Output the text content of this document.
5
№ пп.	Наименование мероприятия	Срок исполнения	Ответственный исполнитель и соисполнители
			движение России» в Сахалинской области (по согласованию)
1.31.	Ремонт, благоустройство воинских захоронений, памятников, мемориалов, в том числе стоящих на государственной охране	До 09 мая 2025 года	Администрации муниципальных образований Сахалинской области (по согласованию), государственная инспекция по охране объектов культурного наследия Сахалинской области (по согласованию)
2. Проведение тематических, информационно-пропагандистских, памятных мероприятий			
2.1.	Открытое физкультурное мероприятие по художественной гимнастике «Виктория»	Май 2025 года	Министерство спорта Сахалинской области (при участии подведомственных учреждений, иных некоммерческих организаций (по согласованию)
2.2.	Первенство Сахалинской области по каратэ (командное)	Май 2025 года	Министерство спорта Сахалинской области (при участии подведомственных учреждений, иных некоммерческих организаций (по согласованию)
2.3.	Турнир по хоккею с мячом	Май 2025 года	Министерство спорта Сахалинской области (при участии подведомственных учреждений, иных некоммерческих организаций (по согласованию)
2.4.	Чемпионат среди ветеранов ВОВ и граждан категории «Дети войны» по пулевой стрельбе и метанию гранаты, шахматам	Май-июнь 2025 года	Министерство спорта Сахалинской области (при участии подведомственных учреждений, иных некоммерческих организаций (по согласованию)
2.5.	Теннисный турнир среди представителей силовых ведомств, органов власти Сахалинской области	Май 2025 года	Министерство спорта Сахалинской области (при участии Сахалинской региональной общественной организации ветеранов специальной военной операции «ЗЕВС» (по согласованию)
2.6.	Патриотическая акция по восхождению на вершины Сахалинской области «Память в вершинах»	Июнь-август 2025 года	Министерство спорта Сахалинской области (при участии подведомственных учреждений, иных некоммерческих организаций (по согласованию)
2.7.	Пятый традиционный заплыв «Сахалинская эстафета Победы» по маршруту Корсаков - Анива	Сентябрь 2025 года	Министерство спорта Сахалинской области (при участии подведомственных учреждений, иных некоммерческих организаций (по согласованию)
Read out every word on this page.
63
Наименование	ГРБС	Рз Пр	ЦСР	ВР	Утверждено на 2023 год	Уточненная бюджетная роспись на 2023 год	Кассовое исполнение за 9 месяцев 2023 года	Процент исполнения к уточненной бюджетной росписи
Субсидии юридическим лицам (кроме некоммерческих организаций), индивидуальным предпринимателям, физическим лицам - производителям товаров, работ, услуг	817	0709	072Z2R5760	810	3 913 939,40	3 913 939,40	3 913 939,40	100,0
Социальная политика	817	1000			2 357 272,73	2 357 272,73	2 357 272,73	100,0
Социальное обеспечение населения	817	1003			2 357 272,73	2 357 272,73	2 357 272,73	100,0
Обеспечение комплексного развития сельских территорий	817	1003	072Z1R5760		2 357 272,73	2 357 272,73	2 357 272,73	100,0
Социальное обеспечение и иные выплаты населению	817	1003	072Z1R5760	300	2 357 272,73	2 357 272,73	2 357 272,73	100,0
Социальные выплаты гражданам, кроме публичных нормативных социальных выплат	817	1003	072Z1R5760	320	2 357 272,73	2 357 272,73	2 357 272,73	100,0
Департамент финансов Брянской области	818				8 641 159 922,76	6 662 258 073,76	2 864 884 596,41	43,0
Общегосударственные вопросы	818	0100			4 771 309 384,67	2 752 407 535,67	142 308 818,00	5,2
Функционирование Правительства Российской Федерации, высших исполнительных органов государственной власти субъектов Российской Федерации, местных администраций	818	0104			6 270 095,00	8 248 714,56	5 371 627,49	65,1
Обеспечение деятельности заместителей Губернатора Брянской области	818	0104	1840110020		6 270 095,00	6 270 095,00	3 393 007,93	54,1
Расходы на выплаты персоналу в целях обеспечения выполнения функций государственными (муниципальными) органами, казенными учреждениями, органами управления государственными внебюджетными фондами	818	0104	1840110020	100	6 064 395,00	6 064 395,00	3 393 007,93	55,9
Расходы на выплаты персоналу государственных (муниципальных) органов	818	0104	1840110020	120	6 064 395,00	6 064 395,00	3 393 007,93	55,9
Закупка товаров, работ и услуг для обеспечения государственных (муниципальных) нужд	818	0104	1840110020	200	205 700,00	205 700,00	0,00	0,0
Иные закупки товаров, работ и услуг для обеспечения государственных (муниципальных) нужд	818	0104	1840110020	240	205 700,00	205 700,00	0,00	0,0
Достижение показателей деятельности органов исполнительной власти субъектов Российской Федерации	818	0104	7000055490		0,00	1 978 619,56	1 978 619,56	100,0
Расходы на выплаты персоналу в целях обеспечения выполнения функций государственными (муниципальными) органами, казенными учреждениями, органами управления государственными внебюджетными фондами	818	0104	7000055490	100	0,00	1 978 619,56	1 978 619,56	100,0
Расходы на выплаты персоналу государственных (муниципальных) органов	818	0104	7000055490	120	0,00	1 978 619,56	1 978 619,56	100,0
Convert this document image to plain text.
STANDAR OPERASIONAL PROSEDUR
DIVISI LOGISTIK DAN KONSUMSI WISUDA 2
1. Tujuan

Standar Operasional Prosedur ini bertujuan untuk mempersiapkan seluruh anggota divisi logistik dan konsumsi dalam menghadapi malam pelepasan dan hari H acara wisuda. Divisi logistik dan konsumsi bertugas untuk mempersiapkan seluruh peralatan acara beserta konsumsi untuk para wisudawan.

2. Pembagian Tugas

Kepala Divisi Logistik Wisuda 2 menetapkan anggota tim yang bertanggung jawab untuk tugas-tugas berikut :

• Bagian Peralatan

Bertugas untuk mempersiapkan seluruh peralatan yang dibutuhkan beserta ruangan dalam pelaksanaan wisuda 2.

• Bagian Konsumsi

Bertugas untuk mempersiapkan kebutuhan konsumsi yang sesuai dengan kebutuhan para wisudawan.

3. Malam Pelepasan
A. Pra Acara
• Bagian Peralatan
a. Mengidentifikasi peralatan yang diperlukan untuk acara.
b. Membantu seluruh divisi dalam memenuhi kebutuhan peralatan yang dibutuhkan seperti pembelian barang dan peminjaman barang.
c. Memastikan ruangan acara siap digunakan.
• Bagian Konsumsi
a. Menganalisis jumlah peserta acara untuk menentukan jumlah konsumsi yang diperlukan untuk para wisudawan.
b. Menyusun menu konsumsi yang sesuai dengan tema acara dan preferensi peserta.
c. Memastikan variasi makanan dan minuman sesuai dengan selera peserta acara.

» **GIVEN TASK**
Transcribe each entry precisely, missing none.

» **ANSWER BELOW**
Output the text content of this document.
5
№ пп.	Наименование мероприятия	Срок исполнения	Ответственный исполнитель и соисполнители
			движение России» в Сахалинской области (по согласованию)
1.31.	Ремонт, благоустройство воинских захоронений, памятников, мемориалов, в том числе стоящих на государственной охране	До 09 мая 2025 года	Администрации муниципальных образований Сахалинской области (по согласованию), государственная инспекция по охране объектов культурного наследия Сахалинской области (по согласованию)
2. Проведение тематических, информационно-пропагандистских, памятных мероприятий			
2.1.	Открытое физкультурное мероприятие по художественной гимнастике «Виктория»	Май 2025 года	Министерство спорта Сахалинской области (при участии подведомственных учреждений, иных некоммерческих организаций (по согласованию)
2.2.	Первенство Сахалинской области по каратэ (командное)	Май 2025 года	Министерство спорта Сахалинской области (при участии подведомственных учреждений, иных некоммерческих организаций (по согласованию)
2.3.	Турнир по хоккею с мячом	Май 2025 года	Министерство спорта Сахалинской области (при участии подведомственных учреждений, иных некоммерческих организаций (по согласованию)
2.4.	Чемпионат среди ветеранов ВОВ и граждан категории «Дети войны» по пулевой стрельбе и метанию гранаты, шахматам	Май-июнь 2025 года	Министерство спорта Сахалинской области (при участии подведомственных учреждений, иных некоммерческих организаций (по согласованию)
2.5.	Теннисный турнир среди представителей силовых ведомств, органов власти Сахалинской области	Май 2025 года	Министерство спорта Сахалинской области (при участии Сахалинской региональной общественной организации ветеранов специальной военной операции «ЗЕВС» (по согласованию)
2.6.	Патриотическая акция по восхождению на вершины Сахалинской области «Память в вершинах»	Июнь-август 2025 года	Министерство спорта Сахалинской области (при участии подведомственных учреждений, иных некоммерческих организаций (по согласованию)
2.7.	Пятый традиционный заплыв «Сахалинская эстафета Победы» по маршруту Корсаков - Анива	Сентябрь 2025 года	Министерство спорта Сахалинской области (при участии подведомственных учреждений, иных некоммерческих организаций (по согласованию)
Read out every word on this page.
63
Наименование	ГРБС	Рз Пр	ЦСР	ВР	Утверждено на 2023 год	Уточненная бюджетная роспись на 2023 год	Кассовое исполнение за 9 месяцев 2023 года	Процент исполнения к уточненной бюджетной росписи
Субсидии юридическим лицам (кроме некоммерческих организаций), индивидуальным предпринимателям, физическим лицам - производителям товаров, работ, услуг	817	0709	072Z2R5760	810	3 913 939,40	3 913 939,40	3 913 939,40	100,0
Социальная политика	817	1000			2 357 272,73	2 357 272,73	2 357 272,73	100,0
Социальное обеспечение населения	817	1003			2 357 272,73	2 357 272,73	2 357 272,73	100,0
Обеспечение комплексного развития сельских территорий	817	1003	072Z1R5760		2 357 272,73	2 357 272,73	2 357 272,73	100,0
Социальное обеспечение и иные выплаты населению	817	1003	072Z1R5760	300	2 357 272,73	2 357 272,73	2 357 272,73	100,0
Социальные выплаты гражданам, кроме публичных нормативных социальных выплат	817	1003	072Z1R5760	320	2 357 272,73	2 357 272,73	2 357 272,73	100,0
Департамент финансов Брянской области	818				8 641 159 922,76	6 662 258 073,76	2 864 884 596,41	43,0
Общегосударственные вопросы	818	0100			4 771 309 384,67	2 752 407 535,67	142 308 818,00	5,2
Функционирование Правительства Российской Федерации, высших исполнительных органов государственной власти субъектов Российской Федерации, местных администраций	818	0104			6 270 095,00	8 248 714,56	5 371 627,49	65,1
Обеспечение деятельности заместителей Губернатора Брянской области	818	0104	1840110020		6 270 095,00	6 270 095,00	3 393 007,93	54,1
Расходы на выплаты персоналу в целях обеспечения выполнения функций государственными (муниципальными) органами, казенными учреждениями, органами управления государственными внебюджетными фондами	818	0104	1840110020	100	6 064 395,00	6 064 395,00	3 393 007,93	55,9
Расходы на выплаты персоналу государственных (муниципальных) органов	818	0104	1840110020	120	6 064 395,00	6 064 395,00	3 393 007,93	55,9
Закупка товаров, работ и услуг для обеспечения государственных (муниципальных) нужд	818	0104	1840110020	200	205 700,00	205 700,00	0,00	0,0
Иные закупки товаров, работ и услуг для обеспечения государственных (муниципальных) нужд	818	0104	1840110020	240	205 700,00	205 700,00	0,00	0,0
Достижение показателей деятельности органов исполнительной власти субъектов Российской Федерации	818	0104	7000055490		0,00	1 978 619,56	1 978 619,56	100,0
Расходы на выплаты персоналу в целях обеспечения выполнения функций государственными (муниципальными) органами, казенными учреждениями, органами управления государственными внебюджетными фондами	818	0104	7000055490	100	0,00	1 978 619,56	1 978 619,56	100,0
Расходы на выплаты персоналу государственных (муниципальных) органов	818	0104	7000055490	120	0,00	1 978 619,56	1 978 619,56	100,0
Convert this document image to plain text.
STANDAR OPERASIONAL PROSEDUR
DIVISI LOGISTIK DAN KONSUMSI WISUDA 2
1. Tujuan

Standar Operasional Prosedur ini bertujuan untuk mempersiapkan seluruh anggota divisi logistik dan konsumsi dalam menghadapi malam pelepasan dan hari H acara wisuda. Divisi logistik dan konsumsi bertugas untuk mempersiapkan seluruh peralatan acara beserta konsumsi untuk para wisudawan.

2. Pembagian Tugas

Kepala Divisi Logistik Wisuda 2 menetapkan anggota tim yang bertanggung jawab untuk tugas-tugas berikut :

• Bagian Peralatan

Bertugas untuk mempersiapkan seluruh peralatan yang dibutuhkan beserta ruangan dalam pelaksanaan wisuda 2.

• Bagian Konsumsi

Bertugas untuk mempersiapkan kebutuhan konsumsi yang sesuai dengan kebutuhan para wisudawan.

3. Malam Pelepasan
A. Pra Acara
• Bagian Peralatan
a. Mengidentifikasi peralatan yang diperlukan untuk acara.
b. Membantu seluruh divisi dalam memenuhi kebutuhan peralatan yang dibutuhkan seperti pembelian barang dan peminjaman barang.
c. Memastikan ruangan acara siap digunakan.
• Bagian Konsumsi
a. Menganalisis jumlah peserta acara untuk menentukan jumlah konsumsi yang diperlukan untuk para wisudawan.
b. Menyusun menu konsumsi yang sesuai dengan tema acara dan preferensi peserta.
c. Memastikan variasi makanan dan minuman sesuai dengan selera peserta acara.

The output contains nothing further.